[start]

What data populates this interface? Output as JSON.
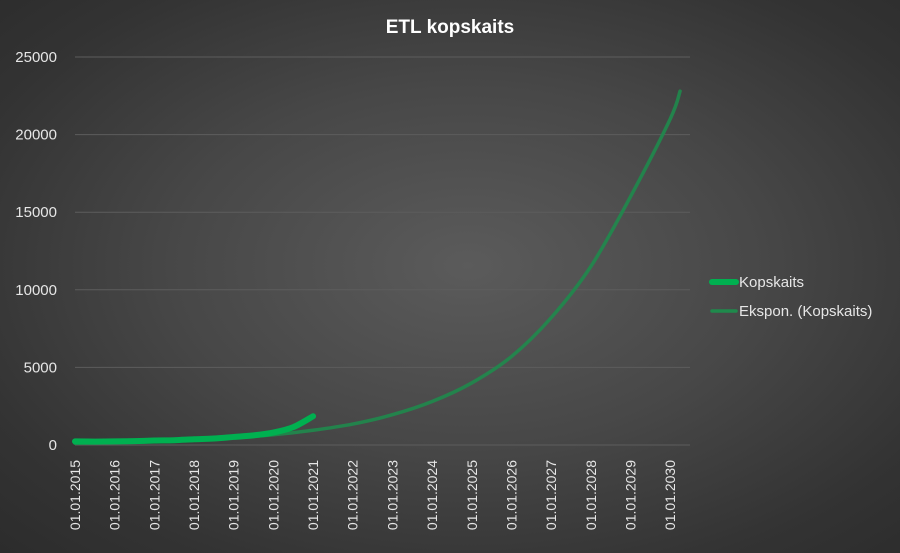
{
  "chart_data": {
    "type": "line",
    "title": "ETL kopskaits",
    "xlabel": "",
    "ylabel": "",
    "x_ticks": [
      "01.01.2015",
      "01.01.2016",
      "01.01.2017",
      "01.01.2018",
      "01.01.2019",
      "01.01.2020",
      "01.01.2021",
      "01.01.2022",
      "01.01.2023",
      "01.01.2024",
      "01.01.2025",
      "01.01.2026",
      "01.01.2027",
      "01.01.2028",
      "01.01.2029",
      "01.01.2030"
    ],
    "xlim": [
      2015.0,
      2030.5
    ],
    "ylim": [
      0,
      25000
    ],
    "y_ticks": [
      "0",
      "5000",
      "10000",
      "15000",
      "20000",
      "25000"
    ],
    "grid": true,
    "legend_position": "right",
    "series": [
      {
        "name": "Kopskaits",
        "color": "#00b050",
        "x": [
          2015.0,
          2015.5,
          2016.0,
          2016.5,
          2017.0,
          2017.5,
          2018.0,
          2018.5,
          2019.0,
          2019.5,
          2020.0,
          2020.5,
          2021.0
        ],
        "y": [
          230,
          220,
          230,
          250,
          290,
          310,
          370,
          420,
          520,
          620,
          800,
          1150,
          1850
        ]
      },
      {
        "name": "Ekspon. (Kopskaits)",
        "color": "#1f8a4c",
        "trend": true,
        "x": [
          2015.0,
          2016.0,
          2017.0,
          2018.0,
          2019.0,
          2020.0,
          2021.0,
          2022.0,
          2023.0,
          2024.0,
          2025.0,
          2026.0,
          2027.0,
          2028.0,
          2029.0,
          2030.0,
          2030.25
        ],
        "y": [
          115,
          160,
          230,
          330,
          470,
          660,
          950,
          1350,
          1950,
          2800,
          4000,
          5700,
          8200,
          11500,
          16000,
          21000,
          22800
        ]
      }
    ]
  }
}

[end]
[start]

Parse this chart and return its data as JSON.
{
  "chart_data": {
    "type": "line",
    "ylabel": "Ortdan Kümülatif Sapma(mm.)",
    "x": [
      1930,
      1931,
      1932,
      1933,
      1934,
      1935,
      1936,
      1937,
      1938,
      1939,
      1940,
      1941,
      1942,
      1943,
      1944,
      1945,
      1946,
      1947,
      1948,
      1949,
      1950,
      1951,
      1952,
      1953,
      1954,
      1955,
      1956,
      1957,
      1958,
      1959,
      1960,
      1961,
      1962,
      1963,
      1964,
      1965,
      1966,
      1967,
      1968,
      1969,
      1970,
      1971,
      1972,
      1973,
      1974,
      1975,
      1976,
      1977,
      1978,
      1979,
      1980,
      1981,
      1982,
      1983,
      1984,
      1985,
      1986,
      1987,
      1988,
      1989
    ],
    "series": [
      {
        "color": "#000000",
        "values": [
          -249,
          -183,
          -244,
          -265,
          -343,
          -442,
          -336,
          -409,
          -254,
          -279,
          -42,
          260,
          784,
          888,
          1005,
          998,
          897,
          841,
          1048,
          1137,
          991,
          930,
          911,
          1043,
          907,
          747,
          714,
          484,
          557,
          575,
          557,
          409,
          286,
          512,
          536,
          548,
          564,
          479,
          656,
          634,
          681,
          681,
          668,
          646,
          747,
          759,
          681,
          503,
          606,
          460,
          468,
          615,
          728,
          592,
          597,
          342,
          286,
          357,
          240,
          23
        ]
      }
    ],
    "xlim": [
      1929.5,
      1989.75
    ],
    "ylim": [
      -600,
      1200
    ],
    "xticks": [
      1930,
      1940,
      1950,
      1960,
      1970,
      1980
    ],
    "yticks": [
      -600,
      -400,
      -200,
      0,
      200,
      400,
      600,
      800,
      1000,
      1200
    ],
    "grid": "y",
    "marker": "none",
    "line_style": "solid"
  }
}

[end]

> [WHAT TO PRODUCE]: Identify which lines contain the word "ylabel" and copy each one.

> [RESPONSE TO THE TASK]:
    "ylabel": "",
    "ylabel": "Ortdan Kümülatif Sapma(mm.)",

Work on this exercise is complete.